* **Task statement**
Report how many lines in the records below contain the word "JSON". Give only the number.
* start Data extract *
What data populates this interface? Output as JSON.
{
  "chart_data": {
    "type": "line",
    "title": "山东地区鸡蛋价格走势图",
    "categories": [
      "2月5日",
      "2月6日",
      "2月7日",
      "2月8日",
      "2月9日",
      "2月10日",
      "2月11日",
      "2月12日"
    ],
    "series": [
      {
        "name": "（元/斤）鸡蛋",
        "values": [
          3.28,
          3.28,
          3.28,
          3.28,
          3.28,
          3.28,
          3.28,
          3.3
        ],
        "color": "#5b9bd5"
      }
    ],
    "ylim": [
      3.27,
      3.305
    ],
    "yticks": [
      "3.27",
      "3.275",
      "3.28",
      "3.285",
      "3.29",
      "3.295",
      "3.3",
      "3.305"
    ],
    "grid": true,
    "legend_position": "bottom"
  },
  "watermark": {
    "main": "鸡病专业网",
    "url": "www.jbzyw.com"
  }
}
* end Data extract *
* start Data extract *
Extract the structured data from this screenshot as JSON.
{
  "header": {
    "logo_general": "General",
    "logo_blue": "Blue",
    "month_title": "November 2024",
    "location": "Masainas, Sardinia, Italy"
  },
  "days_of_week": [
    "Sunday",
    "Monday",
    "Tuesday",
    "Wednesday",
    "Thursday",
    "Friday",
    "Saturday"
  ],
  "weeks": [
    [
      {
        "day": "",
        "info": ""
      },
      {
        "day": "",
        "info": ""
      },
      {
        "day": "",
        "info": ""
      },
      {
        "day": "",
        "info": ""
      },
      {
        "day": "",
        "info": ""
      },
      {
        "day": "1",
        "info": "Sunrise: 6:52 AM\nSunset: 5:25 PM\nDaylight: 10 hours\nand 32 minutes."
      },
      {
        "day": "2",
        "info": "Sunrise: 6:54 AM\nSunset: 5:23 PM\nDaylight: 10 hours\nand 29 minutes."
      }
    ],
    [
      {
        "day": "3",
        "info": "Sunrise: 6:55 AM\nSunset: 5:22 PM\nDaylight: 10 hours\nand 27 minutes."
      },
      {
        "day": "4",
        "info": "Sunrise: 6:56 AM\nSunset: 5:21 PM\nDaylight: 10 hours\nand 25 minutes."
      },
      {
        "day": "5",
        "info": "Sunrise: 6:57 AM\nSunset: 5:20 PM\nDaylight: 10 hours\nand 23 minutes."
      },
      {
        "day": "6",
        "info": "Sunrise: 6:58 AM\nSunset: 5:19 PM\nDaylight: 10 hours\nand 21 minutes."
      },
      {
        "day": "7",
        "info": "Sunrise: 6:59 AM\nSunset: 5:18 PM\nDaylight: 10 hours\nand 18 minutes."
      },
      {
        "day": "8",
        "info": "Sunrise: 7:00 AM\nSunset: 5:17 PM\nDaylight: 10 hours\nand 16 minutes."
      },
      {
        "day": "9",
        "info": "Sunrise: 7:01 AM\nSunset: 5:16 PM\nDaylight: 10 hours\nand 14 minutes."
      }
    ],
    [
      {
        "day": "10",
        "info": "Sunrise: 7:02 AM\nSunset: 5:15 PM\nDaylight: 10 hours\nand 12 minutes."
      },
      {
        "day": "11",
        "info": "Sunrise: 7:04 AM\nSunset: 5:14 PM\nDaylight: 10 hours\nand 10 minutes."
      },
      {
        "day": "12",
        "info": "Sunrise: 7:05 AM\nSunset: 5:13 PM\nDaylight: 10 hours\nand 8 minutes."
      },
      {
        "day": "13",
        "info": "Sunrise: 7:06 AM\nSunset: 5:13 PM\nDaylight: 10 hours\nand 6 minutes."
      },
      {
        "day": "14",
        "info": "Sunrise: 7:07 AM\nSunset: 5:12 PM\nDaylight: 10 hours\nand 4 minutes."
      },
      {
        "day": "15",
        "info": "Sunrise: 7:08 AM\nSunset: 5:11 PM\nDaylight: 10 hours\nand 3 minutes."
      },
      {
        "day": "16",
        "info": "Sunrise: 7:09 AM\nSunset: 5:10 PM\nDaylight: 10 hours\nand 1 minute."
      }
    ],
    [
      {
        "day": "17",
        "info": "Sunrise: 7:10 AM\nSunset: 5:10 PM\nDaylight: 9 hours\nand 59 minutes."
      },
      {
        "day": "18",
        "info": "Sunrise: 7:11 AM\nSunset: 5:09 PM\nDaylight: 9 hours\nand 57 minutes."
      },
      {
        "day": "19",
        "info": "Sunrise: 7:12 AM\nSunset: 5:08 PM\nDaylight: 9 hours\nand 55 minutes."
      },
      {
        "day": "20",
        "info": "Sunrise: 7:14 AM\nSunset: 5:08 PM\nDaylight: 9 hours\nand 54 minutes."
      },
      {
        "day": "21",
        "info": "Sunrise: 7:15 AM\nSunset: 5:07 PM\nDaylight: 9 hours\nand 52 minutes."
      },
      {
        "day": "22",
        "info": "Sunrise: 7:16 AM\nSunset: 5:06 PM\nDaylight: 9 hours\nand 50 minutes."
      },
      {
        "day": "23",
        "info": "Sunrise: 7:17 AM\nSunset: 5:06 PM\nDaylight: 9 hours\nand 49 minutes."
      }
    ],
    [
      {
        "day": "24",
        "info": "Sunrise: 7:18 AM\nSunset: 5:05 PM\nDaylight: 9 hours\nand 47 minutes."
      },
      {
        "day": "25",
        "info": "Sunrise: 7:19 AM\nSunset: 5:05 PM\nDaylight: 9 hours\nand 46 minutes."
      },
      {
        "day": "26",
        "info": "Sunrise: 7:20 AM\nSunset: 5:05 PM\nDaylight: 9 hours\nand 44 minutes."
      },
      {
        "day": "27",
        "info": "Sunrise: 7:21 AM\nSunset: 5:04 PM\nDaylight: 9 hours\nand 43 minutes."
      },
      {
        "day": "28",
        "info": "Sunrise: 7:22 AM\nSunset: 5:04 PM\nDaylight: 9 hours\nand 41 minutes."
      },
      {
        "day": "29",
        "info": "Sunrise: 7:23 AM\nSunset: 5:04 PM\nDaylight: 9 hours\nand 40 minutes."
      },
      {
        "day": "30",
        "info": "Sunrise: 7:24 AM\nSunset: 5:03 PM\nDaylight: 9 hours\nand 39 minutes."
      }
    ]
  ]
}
* end Data extract *
* **Completed task**
2